Source material =>
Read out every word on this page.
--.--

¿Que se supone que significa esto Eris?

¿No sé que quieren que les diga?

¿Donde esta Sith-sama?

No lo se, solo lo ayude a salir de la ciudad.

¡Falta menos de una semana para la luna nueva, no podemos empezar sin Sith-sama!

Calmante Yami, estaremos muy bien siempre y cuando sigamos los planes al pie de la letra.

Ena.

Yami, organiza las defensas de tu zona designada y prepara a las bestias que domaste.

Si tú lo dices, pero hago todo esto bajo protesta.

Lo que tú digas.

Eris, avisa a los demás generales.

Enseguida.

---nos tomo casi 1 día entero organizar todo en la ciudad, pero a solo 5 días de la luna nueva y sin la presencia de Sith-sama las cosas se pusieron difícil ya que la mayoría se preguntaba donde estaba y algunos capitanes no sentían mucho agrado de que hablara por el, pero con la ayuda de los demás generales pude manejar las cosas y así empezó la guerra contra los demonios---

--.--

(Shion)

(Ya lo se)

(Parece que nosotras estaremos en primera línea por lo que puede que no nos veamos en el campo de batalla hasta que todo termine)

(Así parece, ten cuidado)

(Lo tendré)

What is asked =>
Take the entries and copy them out exactly.

Answer below =>
Read out every word on this page.
--.--

¿Que se supone que significa esto Eris?

¿No sé que quieren que les diga?

¿Donde esta Sith-sama?

No lo se, solo lo ayude a salir de la ciudad.

¡Falta menos de una semana para la luna nueva, no podemos empezar sin Sith-sama!

Calmante Yami, estaremos muy bien siempre y cuando sigamos los planes al pie de la letra.

Ena.

Yami, organiza las defensas de tu zona designada y prepara a las bestias que domaste.

Si tú lo dices, pero hago todo esto bajo protesta.

Lo que tú digas.

Eris, avisa a los demás generales.

Enseguida.

---nos tomo casi 1 día entero organizar todo en la ciudad, pero a solo 5 días de la luna nueva y sin la presencia de Sith-sama las cosas se pusieron difícil ya que la mayoría se preguntaba donde estaba y algunos capitanes no sentían mucho agrado de que hablara por el, pero con la ayuda de los demás generales pude manejar las cosas y así empezó la guerra contra los demonios---

--.--

(Shion)

(Ya lo se)

(Parece que nosotras estaremos en primera línea por lo que puede que no nos veamos en el campo de batalla hasta que todo termine)

(Así parece, ten cuidado)

(Lo tendré)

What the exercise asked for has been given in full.